◆ **Goal**
Pull out all lines from the listing below in which the word "data" appears.

◆ **Given information**
## Start
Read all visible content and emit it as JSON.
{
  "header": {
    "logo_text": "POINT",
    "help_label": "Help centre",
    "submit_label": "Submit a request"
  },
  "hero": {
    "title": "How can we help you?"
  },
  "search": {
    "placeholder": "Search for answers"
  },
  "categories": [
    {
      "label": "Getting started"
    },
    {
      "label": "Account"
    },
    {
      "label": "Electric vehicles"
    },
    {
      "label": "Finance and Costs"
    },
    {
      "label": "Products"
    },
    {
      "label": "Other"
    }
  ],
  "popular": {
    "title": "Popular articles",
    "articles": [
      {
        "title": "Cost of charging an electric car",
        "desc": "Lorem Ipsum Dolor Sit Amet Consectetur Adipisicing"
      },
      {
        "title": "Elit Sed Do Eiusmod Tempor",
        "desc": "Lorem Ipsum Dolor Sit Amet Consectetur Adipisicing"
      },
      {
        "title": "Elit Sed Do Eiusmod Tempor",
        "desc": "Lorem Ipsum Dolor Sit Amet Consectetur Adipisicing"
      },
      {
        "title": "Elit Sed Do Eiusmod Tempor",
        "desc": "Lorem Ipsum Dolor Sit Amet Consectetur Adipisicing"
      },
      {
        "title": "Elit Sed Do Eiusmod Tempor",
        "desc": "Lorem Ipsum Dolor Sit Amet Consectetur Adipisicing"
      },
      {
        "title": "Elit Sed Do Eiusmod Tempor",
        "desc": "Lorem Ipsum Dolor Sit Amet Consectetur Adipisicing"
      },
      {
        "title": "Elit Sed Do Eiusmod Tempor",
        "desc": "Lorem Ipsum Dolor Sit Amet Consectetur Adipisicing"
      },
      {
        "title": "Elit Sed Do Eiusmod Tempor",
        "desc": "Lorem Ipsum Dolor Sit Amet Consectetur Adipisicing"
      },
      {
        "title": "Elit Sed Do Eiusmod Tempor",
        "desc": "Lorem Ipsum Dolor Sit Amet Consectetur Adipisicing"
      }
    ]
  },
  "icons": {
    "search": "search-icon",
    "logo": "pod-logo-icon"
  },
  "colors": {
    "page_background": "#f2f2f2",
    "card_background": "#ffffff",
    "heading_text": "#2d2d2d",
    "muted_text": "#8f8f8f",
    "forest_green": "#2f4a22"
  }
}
## End
## Start
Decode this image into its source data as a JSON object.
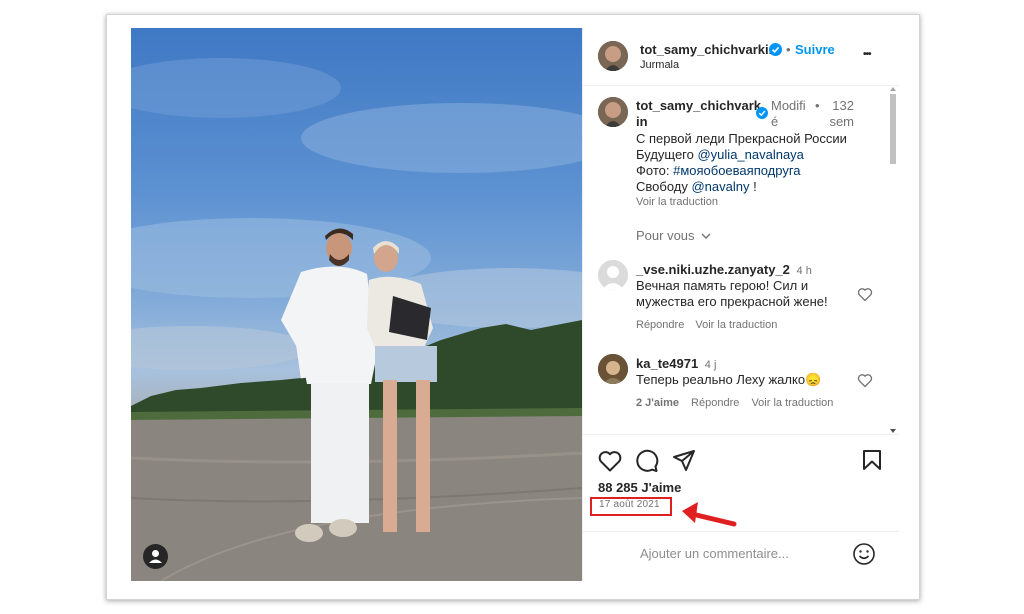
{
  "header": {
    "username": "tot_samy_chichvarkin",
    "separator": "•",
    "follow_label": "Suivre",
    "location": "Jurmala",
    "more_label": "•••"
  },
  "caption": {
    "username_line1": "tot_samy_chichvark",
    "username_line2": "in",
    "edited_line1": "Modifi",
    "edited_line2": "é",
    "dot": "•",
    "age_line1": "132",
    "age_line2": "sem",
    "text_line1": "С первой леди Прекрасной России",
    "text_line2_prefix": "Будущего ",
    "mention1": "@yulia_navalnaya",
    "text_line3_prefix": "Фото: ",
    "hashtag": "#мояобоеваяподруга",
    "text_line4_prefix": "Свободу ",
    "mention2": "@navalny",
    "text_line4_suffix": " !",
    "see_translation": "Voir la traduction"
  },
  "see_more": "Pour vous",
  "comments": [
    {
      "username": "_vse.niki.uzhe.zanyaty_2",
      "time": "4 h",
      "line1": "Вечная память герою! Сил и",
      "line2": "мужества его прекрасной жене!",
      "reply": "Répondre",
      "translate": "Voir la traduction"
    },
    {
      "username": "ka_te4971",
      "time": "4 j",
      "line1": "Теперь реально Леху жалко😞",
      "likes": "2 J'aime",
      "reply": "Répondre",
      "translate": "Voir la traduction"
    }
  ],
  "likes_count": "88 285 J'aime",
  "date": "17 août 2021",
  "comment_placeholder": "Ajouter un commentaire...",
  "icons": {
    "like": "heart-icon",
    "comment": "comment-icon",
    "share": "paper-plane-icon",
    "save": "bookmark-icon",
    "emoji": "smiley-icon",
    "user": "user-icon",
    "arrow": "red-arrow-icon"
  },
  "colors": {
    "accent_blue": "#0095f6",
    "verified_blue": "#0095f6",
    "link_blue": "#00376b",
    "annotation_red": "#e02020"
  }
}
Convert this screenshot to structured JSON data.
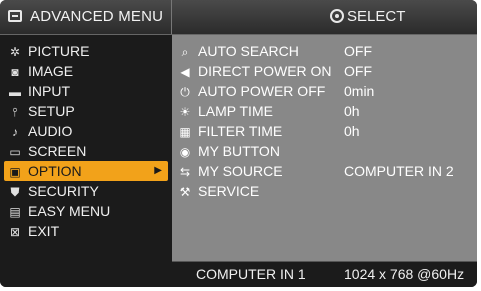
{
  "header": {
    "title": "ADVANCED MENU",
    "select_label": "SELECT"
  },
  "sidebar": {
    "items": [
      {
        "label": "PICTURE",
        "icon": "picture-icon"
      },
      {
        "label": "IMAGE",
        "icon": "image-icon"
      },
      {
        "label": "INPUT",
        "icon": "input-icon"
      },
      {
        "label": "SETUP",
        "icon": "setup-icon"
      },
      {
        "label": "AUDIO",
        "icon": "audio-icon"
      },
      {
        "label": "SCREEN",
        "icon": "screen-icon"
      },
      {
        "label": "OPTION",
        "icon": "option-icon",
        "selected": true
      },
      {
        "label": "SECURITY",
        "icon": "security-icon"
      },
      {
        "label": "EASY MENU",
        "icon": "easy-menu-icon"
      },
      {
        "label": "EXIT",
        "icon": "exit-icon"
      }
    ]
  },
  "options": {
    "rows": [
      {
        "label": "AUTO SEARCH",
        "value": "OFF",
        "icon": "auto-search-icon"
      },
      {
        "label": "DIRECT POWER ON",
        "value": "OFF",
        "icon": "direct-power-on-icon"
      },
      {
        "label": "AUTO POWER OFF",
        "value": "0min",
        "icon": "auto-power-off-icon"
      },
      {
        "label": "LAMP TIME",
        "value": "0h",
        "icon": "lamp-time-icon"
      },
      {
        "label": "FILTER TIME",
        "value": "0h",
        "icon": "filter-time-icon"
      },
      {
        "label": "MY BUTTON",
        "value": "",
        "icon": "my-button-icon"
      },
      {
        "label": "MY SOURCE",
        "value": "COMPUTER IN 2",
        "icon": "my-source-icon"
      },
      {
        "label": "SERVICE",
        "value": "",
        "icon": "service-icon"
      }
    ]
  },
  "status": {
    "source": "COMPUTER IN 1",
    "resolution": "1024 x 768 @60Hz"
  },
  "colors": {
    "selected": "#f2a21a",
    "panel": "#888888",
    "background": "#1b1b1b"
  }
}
## End
◆ **Finished task**
Decode this image into its source data as a JSON object.
Convert this screenshot to structured JSON data.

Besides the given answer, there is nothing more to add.